_WHAT IS ASKED_:
Scan the records and identify every line in which the string "necessary" occurs, then return those lines.

'''

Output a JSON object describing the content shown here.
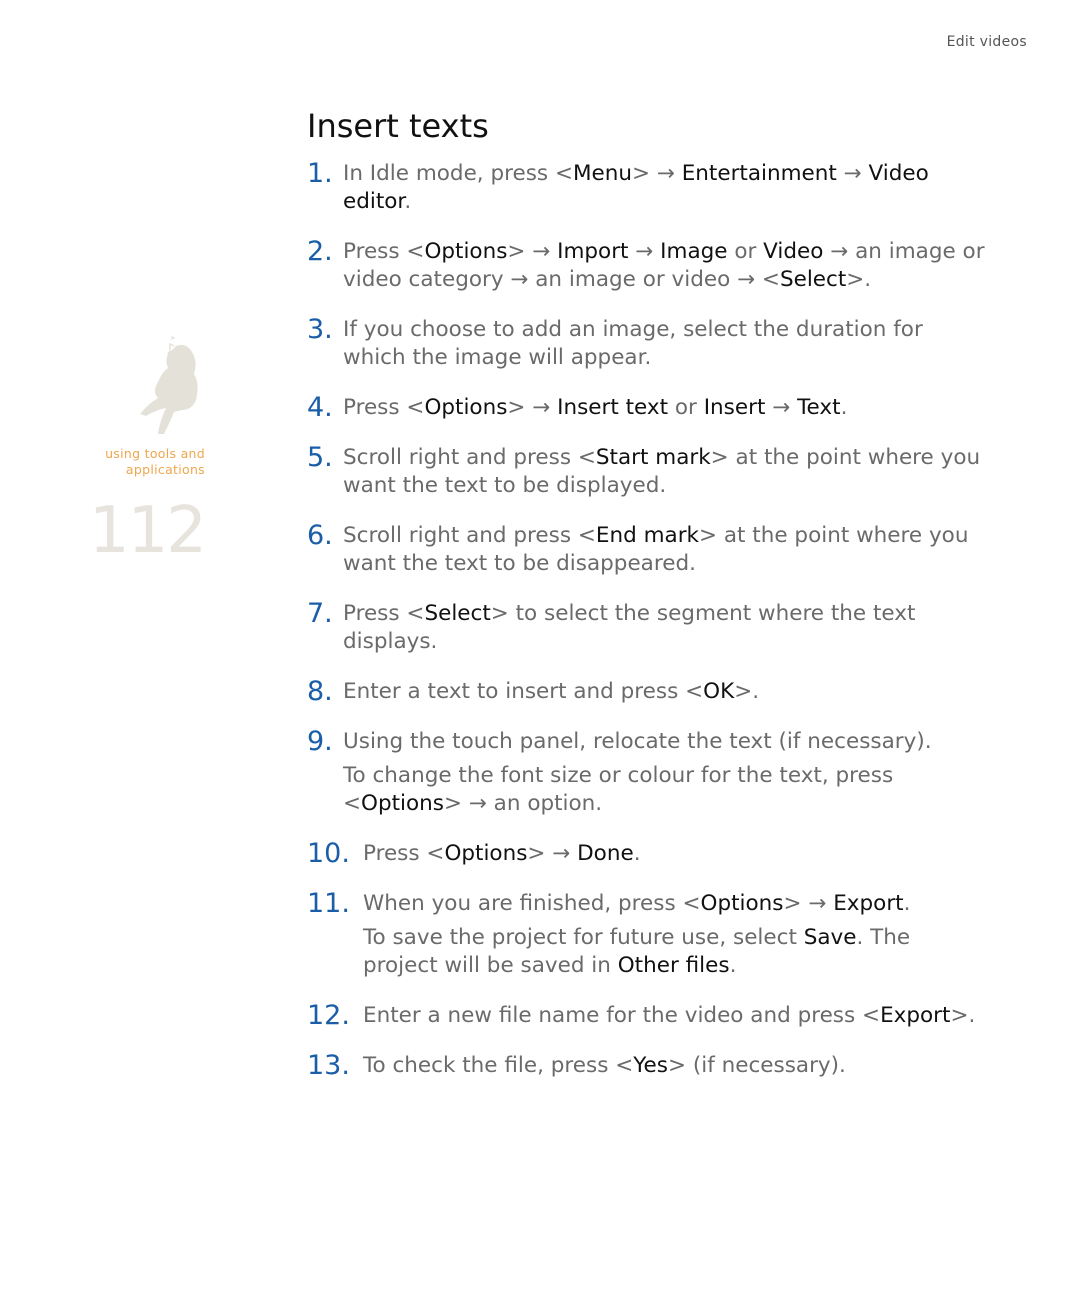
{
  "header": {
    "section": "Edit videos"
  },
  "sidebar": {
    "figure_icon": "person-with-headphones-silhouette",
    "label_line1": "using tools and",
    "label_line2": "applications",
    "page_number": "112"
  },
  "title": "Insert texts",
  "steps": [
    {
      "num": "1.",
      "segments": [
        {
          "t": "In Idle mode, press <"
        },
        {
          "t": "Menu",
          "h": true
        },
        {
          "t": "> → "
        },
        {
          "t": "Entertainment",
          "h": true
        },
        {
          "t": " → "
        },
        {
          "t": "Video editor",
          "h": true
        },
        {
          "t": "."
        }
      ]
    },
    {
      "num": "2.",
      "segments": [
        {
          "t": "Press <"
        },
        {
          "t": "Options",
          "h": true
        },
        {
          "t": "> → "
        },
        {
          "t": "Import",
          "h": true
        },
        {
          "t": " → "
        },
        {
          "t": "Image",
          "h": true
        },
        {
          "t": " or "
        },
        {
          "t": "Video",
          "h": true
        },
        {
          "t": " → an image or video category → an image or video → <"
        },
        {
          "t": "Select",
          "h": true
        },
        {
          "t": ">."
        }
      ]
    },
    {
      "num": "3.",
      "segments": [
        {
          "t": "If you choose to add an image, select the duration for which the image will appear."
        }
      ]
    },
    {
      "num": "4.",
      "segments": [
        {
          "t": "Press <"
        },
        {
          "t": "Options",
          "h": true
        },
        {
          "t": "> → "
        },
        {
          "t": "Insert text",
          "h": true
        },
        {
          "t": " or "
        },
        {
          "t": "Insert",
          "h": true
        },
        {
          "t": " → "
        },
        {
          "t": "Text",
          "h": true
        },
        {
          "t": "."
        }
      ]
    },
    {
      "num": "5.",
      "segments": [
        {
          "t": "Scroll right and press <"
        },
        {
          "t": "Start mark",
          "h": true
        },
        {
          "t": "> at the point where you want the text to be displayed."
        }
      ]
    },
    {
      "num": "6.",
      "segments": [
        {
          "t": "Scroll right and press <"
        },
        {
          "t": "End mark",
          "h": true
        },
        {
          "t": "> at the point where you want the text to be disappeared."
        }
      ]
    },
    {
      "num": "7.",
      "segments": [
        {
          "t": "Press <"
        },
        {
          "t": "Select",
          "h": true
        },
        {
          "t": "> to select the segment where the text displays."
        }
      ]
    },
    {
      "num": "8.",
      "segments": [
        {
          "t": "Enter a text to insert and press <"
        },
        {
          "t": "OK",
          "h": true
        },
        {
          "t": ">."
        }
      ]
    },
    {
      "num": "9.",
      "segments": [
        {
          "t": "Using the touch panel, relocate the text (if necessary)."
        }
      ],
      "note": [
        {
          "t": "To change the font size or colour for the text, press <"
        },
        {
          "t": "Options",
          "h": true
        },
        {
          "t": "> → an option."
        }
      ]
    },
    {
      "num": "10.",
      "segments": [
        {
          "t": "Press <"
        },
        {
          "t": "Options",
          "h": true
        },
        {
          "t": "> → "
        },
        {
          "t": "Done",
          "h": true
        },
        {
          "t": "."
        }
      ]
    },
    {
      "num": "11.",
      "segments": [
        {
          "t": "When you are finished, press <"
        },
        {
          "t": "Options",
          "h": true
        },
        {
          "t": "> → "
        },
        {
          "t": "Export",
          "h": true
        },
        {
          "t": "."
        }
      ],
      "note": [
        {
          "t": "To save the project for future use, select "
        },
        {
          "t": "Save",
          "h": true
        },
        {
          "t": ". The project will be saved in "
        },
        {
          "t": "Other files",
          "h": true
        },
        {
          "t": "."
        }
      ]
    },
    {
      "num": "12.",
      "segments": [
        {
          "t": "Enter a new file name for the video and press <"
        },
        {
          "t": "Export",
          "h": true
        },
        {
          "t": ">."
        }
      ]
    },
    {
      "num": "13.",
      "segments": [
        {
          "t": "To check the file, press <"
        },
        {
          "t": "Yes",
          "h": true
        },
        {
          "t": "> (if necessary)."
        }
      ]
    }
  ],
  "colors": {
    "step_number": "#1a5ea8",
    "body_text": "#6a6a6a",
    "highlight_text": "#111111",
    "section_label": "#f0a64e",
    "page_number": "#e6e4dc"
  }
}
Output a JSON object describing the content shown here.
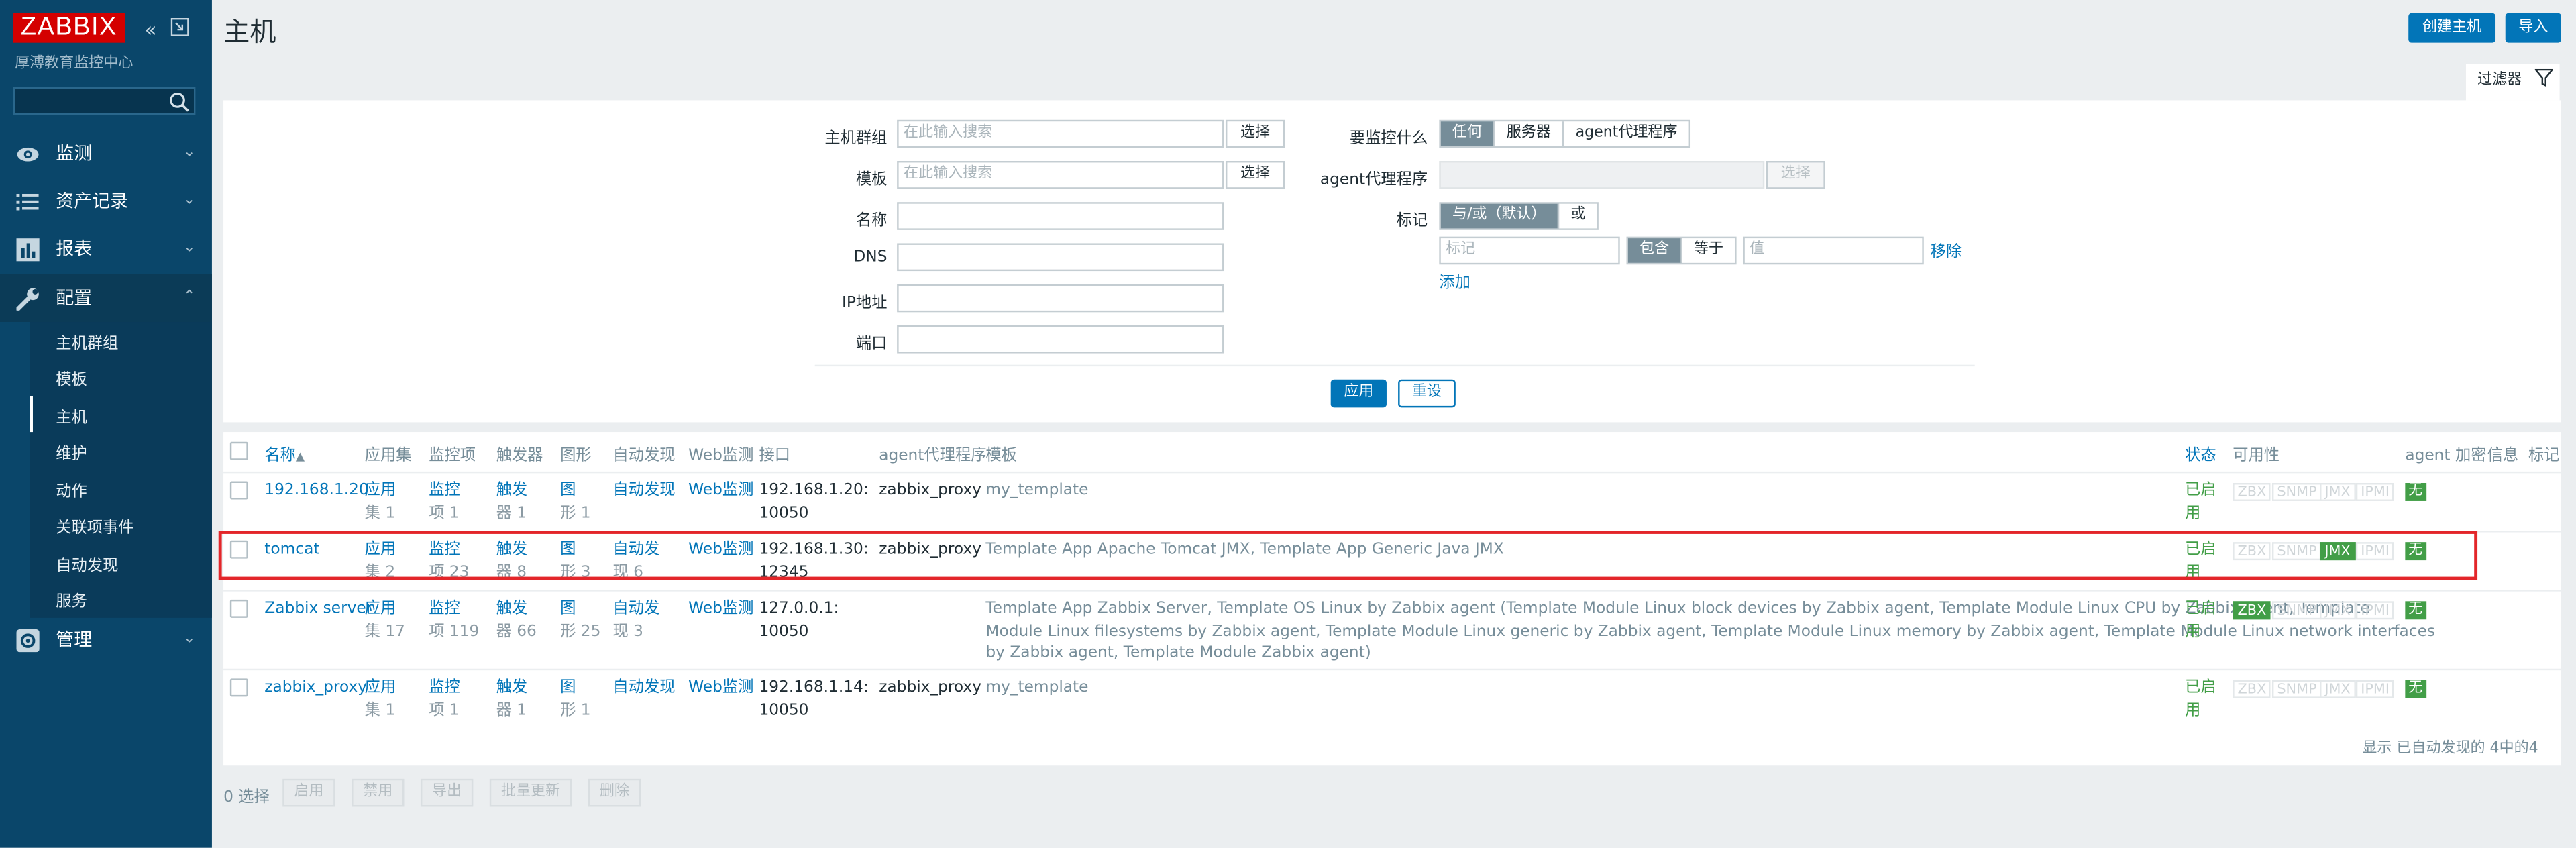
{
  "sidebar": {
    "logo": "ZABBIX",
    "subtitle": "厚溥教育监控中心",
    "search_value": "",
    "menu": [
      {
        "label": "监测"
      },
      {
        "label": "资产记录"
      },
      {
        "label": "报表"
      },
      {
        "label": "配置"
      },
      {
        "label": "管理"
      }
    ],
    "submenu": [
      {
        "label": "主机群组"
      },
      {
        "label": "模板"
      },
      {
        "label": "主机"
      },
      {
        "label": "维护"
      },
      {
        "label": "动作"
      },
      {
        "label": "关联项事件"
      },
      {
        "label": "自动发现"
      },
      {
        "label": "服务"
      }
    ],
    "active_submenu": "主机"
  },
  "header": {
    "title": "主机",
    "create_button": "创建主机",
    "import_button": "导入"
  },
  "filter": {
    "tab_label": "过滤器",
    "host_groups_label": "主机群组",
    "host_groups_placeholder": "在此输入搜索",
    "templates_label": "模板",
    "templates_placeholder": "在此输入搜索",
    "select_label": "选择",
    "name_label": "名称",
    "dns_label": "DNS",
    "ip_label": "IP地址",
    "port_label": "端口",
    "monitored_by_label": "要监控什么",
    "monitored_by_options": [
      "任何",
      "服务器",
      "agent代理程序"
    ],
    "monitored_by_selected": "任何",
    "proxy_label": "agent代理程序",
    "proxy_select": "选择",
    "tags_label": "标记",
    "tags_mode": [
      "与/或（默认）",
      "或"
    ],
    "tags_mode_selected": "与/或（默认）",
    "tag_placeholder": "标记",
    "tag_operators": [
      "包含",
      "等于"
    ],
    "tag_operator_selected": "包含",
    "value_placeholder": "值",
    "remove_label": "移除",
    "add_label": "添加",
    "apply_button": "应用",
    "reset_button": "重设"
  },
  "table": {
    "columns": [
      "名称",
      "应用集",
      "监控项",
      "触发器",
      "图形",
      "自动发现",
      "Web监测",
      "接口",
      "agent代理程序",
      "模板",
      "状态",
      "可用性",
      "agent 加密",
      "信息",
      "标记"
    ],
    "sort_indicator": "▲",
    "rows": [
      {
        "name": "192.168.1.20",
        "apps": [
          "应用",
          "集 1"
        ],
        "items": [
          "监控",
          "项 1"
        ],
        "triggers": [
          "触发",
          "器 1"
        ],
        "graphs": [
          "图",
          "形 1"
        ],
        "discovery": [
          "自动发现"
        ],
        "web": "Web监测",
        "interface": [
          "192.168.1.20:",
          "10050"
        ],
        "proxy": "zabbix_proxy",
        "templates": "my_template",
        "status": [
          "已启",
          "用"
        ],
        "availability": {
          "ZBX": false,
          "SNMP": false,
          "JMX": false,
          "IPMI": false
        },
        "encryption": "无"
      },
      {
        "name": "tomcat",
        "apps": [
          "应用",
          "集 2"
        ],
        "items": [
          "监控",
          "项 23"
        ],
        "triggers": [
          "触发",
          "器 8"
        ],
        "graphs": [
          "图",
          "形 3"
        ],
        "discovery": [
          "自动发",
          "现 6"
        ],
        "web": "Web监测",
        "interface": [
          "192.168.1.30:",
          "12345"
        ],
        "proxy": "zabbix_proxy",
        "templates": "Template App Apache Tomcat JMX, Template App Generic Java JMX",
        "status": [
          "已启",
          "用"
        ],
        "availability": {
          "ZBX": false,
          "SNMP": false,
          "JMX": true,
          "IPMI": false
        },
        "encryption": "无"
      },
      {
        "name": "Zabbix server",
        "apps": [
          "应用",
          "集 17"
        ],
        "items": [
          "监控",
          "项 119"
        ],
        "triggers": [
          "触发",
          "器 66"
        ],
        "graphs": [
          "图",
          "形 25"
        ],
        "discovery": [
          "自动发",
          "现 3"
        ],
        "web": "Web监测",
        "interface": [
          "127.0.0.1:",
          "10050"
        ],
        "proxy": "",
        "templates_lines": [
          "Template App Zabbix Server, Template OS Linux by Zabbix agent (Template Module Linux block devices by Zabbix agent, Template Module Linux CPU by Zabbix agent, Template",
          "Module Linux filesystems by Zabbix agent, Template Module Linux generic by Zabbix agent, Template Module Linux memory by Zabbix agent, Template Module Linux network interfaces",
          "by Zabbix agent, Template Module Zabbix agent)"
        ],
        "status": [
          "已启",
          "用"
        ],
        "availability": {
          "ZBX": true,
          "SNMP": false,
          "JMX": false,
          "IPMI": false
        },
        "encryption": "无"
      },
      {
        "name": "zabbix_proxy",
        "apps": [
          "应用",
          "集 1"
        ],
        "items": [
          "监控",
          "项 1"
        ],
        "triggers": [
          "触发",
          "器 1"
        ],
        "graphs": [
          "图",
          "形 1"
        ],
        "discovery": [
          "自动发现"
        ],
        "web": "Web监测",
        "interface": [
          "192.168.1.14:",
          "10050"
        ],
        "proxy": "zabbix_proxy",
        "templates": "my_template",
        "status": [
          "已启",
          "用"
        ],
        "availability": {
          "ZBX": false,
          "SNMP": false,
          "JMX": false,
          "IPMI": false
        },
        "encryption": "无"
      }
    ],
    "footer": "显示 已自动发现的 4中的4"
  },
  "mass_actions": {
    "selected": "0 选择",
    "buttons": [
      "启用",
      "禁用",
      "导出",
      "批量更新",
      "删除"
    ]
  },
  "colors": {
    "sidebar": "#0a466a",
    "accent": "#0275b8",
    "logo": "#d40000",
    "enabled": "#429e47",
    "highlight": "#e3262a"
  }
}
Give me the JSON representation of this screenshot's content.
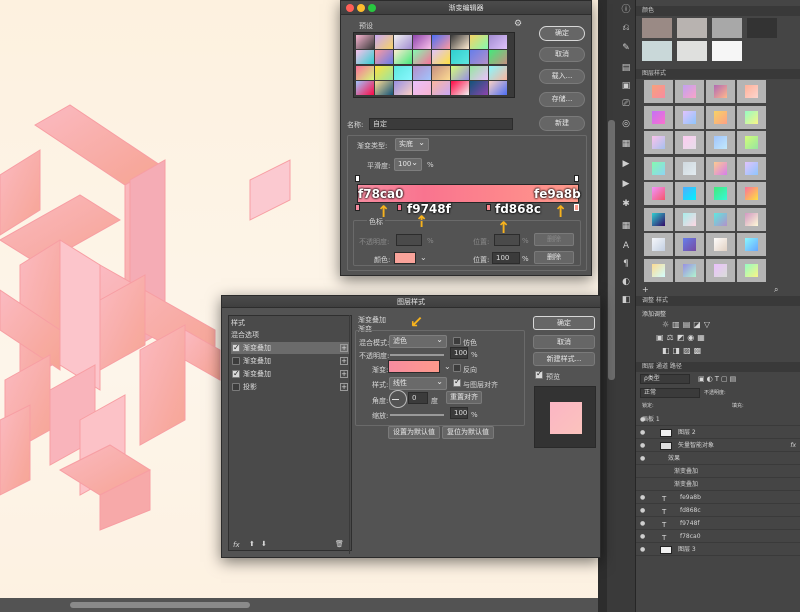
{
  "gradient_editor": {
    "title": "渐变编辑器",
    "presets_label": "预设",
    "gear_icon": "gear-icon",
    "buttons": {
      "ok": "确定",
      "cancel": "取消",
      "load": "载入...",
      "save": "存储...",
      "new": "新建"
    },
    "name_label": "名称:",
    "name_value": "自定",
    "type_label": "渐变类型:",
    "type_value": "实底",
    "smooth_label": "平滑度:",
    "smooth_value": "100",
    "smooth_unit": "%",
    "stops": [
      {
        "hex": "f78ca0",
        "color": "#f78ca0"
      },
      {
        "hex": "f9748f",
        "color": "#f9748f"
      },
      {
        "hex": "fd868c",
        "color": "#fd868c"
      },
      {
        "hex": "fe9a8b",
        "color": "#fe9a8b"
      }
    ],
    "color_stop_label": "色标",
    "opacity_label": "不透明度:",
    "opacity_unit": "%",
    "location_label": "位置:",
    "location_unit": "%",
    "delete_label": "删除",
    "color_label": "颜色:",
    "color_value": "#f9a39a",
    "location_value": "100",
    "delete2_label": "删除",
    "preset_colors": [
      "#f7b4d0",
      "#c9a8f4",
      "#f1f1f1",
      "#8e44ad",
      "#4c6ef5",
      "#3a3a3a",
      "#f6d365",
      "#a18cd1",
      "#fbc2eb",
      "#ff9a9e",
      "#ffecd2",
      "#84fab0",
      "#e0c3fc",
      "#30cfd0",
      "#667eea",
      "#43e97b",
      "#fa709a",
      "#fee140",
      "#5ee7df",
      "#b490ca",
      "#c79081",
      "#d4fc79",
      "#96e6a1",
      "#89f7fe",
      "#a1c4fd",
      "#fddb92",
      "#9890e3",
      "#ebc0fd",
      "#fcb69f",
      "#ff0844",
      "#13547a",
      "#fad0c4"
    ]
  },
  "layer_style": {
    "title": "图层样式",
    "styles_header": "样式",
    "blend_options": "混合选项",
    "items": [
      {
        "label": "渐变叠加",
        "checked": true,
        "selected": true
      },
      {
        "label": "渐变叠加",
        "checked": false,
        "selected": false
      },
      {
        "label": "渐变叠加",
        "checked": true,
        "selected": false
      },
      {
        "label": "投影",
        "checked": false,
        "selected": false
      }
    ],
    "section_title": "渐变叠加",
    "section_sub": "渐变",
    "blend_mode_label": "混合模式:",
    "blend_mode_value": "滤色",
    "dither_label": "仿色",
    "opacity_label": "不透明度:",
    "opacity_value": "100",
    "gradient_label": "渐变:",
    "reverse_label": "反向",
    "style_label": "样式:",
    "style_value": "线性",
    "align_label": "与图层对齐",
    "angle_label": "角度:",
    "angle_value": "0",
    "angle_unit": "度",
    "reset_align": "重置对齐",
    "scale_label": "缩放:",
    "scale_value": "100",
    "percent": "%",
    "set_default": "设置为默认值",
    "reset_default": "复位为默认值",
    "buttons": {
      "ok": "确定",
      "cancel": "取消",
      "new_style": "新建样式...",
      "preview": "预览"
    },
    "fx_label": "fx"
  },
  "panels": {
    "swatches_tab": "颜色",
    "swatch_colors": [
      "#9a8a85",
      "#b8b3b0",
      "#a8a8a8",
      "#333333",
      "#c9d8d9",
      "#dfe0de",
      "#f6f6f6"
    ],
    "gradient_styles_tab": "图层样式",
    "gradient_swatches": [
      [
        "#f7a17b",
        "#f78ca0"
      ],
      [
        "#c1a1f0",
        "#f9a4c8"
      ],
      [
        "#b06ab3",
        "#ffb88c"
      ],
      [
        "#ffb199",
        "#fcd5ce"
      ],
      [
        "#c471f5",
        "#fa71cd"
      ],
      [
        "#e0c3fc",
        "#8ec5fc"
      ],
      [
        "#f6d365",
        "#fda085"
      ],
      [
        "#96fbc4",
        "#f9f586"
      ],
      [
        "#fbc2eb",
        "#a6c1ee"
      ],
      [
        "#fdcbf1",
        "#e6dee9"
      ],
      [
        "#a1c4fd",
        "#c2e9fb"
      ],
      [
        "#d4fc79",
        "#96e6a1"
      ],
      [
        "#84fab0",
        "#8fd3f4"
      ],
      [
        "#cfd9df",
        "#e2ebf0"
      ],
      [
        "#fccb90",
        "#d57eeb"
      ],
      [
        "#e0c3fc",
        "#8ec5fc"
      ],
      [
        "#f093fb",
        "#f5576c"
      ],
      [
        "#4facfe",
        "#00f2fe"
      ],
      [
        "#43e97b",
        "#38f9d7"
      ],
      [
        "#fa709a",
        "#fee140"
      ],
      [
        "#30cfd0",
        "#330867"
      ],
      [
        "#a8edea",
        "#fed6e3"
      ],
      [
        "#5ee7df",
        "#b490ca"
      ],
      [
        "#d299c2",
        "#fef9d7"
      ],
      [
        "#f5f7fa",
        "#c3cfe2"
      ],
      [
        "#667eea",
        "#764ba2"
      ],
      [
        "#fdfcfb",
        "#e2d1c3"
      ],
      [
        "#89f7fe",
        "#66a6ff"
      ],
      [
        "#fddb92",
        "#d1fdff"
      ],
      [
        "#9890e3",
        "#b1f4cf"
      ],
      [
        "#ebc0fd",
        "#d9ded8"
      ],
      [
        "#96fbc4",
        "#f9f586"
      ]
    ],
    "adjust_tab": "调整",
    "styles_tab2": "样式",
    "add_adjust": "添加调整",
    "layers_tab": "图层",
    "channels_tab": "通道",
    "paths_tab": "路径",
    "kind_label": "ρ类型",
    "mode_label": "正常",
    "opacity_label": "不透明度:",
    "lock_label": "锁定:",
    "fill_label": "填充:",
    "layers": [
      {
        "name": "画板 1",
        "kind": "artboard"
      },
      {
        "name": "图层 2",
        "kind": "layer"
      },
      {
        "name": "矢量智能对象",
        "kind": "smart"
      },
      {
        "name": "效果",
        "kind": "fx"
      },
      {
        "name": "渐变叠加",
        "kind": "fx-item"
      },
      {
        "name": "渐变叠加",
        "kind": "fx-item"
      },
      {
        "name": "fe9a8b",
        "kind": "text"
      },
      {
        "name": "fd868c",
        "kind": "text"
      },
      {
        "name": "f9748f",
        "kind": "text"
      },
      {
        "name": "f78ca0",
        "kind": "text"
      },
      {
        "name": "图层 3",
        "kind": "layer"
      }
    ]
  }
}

'''

_EXERCISE ANSWER_:
          "t": "Using the touch panel, relocate the text (if necessary)."
          "t": "> (if necessary)."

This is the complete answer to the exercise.